• TASK MATERIAL
--*--
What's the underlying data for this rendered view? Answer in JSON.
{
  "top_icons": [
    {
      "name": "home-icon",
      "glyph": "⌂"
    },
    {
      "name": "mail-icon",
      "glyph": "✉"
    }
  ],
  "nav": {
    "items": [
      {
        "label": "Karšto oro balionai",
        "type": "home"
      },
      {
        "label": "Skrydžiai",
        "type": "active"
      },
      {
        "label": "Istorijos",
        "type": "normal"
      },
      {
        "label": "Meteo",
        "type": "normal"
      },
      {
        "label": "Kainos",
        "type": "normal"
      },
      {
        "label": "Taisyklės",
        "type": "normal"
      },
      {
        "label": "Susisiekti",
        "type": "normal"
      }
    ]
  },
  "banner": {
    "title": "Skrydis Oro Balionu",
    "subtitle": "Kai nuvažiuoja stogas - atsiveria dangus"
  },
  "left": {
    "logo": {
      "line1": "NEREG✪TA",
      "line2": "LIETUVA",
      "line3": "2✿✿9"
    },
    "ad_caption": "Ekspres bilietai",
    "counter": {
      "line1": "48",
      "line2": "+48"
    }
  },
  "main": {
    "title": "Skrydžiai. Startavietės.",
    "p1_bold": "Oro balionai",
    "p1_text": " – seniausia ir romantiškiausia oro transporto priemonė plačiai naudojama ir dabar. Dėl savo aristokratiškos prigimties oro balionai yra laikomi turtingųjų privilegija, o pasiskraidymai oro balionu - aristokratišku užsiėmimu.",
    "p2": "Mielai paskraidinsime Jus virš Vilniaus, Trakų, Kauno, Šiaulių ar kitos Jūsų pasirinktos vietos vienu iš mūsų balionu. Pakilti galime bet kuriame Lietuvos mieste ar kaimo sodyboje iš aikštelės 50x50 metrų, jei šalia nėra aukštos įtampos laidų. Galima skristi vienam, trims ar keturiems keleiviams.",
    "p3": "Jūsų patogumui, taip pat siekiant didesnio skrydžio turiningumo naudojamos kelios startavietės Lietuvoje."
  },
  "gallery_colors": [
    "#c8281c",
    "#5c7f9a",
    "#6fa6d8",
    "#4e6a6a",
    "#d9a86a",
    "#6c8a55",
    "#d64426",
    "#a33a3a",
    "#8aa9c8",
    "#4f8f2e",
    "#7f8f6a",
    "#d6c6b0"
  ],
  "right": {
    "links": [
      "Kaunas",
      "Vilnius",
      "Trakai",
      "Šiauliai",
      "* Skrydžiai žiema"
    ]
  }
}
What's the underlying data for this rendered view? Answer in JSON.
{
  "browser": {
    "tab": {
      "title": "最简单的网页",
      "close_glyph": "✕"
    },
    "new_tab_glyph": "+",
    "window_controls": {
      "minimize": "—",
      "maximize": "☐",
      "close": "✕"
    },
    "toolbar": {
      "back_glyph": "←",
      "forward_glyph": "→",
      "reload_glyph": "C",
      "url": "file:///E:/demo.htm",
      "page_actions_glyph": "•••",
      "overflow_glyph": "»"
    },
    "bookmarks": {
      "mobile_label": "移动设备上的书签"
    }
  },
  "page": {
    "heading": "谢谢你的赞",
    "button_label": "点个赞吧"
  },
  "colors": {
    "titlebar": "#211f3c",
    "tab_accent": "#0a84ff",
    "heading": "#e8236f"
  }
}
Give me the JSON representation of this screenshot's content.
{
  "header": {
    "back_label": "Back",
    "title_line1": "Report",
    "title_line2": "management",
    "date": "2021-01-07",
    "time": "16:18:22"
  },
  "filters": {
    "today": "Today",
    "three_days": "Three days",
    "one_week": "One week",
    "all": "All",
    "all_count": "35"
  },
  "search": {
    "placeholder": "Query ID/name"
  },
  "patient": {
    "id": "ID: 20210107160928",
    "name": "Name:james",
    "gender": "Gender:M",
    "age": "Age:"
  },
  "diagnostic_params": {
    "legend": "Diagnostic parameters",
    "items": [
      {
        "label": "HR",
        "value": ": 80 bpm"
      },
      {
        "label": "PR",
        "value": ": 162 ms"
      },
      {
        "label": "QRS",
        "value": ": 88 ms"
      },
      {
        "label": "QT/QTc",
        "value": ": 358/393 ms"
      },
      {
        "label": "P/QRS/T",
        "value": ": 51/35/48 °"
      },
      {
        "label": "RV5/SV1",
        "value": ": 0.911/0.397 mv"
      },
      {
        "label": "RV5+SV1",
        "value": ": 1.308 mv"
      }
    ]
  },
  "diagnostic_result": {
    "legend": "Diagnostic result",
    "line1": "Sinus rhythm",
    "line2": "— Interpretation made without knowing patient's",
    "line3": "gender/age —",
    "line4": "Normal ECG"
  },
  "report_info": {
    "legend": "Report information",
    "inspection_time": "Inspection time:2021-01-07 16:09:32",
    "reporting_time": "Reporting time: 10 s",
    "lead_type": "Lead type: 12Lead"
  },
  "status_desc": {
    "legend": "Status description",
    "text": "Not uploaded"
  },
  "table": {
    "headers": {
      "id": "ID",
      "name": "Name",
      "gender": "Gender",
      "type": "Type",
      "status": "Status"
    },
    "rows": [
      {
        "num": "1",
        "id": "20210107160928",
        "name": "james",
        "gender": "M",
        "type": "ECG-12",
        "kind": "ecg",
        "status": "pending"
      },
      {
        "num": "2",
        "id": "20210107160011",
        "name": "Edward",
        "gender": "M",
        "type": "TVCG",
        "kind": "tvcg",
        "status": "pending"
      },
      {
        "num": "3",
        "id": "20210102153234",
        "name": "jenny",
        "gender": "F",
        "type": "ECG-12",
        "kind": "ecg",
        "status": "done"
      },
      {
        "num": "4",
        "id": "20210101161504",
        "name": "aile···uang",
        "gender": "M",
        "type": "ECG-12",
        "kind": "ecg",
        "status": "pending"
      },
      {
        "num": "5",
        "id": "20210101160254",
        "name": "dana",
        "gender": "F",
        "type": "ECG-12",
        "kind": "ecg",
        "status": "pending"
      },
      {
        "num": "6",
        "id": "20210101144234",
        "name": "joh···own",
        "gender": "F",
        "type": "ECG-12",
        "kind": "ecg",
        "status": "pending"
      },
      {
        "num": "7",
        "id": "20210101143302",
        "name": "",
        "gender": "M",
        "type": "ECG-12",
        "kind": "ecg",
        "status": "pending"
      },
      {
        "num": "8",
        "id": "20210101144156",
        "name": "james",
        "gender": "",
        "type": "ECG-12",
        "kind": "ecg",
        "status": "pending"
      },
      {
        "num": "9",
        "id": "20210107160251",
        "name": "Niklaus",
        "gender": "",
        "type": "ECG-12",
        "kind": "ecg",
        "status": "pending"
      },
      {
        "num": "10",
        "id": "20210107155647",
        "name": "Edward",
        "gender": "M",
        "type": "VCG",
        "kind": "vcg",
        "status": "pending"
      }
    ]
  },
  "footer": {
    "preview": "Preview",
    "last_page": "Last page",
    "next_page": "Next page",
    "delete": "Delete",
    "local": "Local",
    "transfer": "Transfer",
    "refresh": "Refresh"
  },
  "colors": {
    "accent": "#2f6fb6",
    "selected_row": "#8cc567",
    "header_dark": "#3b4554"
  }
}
--*--
• REQUEST
Your task is to repeat the data exactly, with nothing left out.

• FULL SOLUTION
What's the underlying data for this rendered view? Answer in JSON.
{
  "top_icons": [
    {
      "name": "home-icon",
      "glyph": "⌂"
    },
    {
      "name": "mail-icon",
      "glyph": "✉"
    }
  ],
  "nav": {
    "items": [
      {
        "label": "Karšto oro balionai",
        "type": "home"
      },
      {
        "label": "Skrydžiai",
        "type": "active"
      },
      {
        "label": "Istorijos",
        "type": "normal"
      },
      {
        "label": "Meteo",
        "type": "normal"
      },
      {
        "label": "Kainos",
        "type": "normal"
      },
      {
        "label": "Taisyklės",
        "type": "normal"
      },
      {
        "label": "Susisiekti",
        "type": "normal"
      }
    ]
  },
  "banner": {
    "title": "Skrydis Oro Balionu",
    "subtitle": "Kai nuvažiuoja stogas - atsiveria dangus"
  },
  "left": {
    "logo": {
      "line1": "NEREG✪TA",
      "line2": "LIETUVA",
      "line3": "2✿✿9"
    },
    "ad_caption": "Ekspres bilietai",
    "counter": {
      "line1": "48",
      "line2": "+48"
    }
  },
  "main": {
    "title": "Skrydžiai. Startavietės.",
    "p1_bold": "Oro balionai",
    "p1_text": " – seniausia ir romantiškiausia oro transporto priemonė plačiai naudojama ir dabar. Dėl savo aristokratiškos prigimties oro balionai yra laikomi turtingųjų privilegija, o pasiskraidymai oro balionu - aristokratišku užsiėmimu.",
    "p2": "Mielai paskraidinsime Jus virš Vilniaus, Trakų, Kauno, Šiaulių ar kitos Jūsų pasirinktos vietos vienu iš mūsų balionu. Pakilti galime bet kuriame Lietuvos mieste ar kaimo sodyboje iš aikštelės 50x50 metrų, jei šalia nėra aukštos įtampos laidų. Galima skristi vienam, trims ar keturiems keleiviams.",
    "p3": "Jūsų patogumui, taip pat siekiant didesnio skrydžio turiningumo naudojamos kelios startavietės Lietuvoje."
  },
  "gallery_colors": [
    "#c8281c",
    "#5c7f9a",
    "#6fa6d8",
    "#4e6a6a",
    "#d9a86a",
    "#6c8a55",
    "#d64426",
    "#a33a3a",
    "#8aa9c8",
    "#4f8f2e",
    "#7f8f6a",
    "#d6c6b0"
  ],
  "right": {
    "links": [
      "Kaunas",
      "Vilnius",
      "Trakai",
      "Šiauliai",
      "* Skrydžiai žiema"
    ]
  }
}
What's the underlying data for this rendered view? Answer in JSON.
{
  "browser": {
    "tab": {
      "title": "最简单的网页",
      "close_glyph": "✕"
    },
    "new_tab_glyph": "+",
    "window_controls": {
      "minimize": "—",
      "maximize": "☐",
      "close": "✕"
    },
    "toolbar": {
      "back_glyph": "←",
      "forward_glyph": "→",
      "reload_glyph": "C",
      "url": "file:///E:/demo.htm",
      "page_actions_glyph": "•••",
      "overflow_glyph": "»"
    },
    "bookmarks": {
      "mobile_label": "移动设备上的书签"
    }
  },
  "page": {
    "heading": "谢谢你的赞",
    "button_label": "点个赞吧"
  },
  "colors": {
    "titlebar": "#211f3c",
    "tab_accent": "#0a84ff",
    "heading": "#e8236f"
  }
}
Give me the JSON representation of this screenshot's content.
{
  "header": {
    "back_label": "Back",
    "title_line1": "Report",
    "title_line2": "management",
    "date": "2021-01-07",
    "time": "16:18:22"
  },
  "filters": {
    "today": "Today",
    "three_days": "Three days",
    "one_week": "One week",
    "all": "All",
    "all_count": "35"
  },
  "search": {
    "placeholder": "Query ID/name"
  },
  "patient": {
    "id": "ID: 20210107160928",
    "name": "Name:james",
    "gender": "Gender:M",
    "age": "Age:"
  },
  "diagnostic_params": {
    "legend": "Diagnostic parameters",
    "items": [
      {
        "label": "HR",
        "value": ": 80 bpm"
      },
      {
        "label": "PR",
        "value": ": 162 ms"
      },
      {
        "label": "QRS",
        "value": ": 88 ms"
      },
      {
        "label": "QT/QTc",
        "value": ": 358/393 ms"
      },
      {
        "label": "P/QRS/T",
        "value": ": 51/35/48 °"
      },
      {
        "label": "RV5/SV1",
        "value": ": 0.911/0.397 mv"
      },
      {
        "label": "RV5+SV1",
        "value": ": 1.308 mv"
      }
    ]
  },
  "diagnostic_result": {
    "legend": "Diagnostic result",
    "line1": "Sinus rhythm",
    "line2": "— Interpretation made without knowing patient's",
    "line3": "gender/age —",
    "line4": "Normal ECG"
  },
  "report_info": {
    "legend": "Report information",
    "inspection_time": "Inspection time:2021-01-07 16:09:32",
    "reporting_time": "Reporting time: 10 s",
    "lead_type": "Lead type: 12Lead"
  },
  "status_desc": {
    "legend": "Status description",
    "text": "Not uploaded"
  },
  "table": {
    "headers": {
      "id": "ID",
      "name": "Name",
      "gender": "Gender",
      "type": "Type",
      "status": "Status"
    },
    "rows": [
      {
        "num": "1",
        "id": "20210107160928",
        "name": "james",
        "gender": "M",
        "type": "ECG-12",
        "kind": "ecg",
        "status": "pending"
      },
      {
        "num": "2",
        "id": "20210107160011",
        "name": "Edward",
        "gender": "M",
        "type": "TVCG",
        "kind": "tvcg",
        "status": "pending"
      },
      {
        "num": "3",
        "id": "20210102153234",
        "name": "jenny",
        "gender": "F",
        "type": "ECG-12",
        "kind": "ecg",
        "status": "done"
      },
      {
        "num": "4",
        "id": "20210101161504",
        "name": "aile···uang",
        "gender": "M",
        "type": "ECG-12",
        "kind": "ecg",
        "status": "pending"
      },
      {
        "num": "5",
        "id": "20210101160254",
        "name": "dana",
        "gender": "F",
        "type": "ECG-12",
        "kind": "ecg",
        "status": "pending"
      },
      {
        "num": "6",
        "id": "20210101144234",
        "name": "joh···own",
        "gender": "F",
        "type": "ECG-12",
        "kind": "ecg",
        "status": "pending"
      },
      {
        "num": "7",
        "id": "20210101143302",
        "name": "",
        "gender": "M",
        "type": "ECG-12",
        "kind": "ecg",
        "status": "pending"
      },
      {
        "num": "8",
        "id": "20210101144156",
        "name": "james",
        "gender": "",
        "type": "ECG-12",
        "kind": "ecg",
        "status": "pending"
      },
      {
        "num": "9",
        "id": "20210107160251",
        "name": "Niklaus",
        "gender": "",
        "type": "ECG-12",
        "kind": "ecg",
        "status": "pending"
      },
      {
        "num": "10",
        "id": "20210107155647",
        "name": "Edward",
        "gender": "M",
        "type": "VCG",
        "kind": "vcg",
        "status": "pending"
      }
    ]
  },
  "footer": {
    "preview": "Preview",
    "last_page": "Last page",
    "next_page": "Next page",
    "delete": "Delete",
    "local": "Local",
    "transfer": "Transfer",
    "refresh": "Refresh"
  },
  "colors": {
    "accent": "#2f6fb6",
    "selected_row": "#8cc567",
    "header_dark": "#3b4554"
  }
}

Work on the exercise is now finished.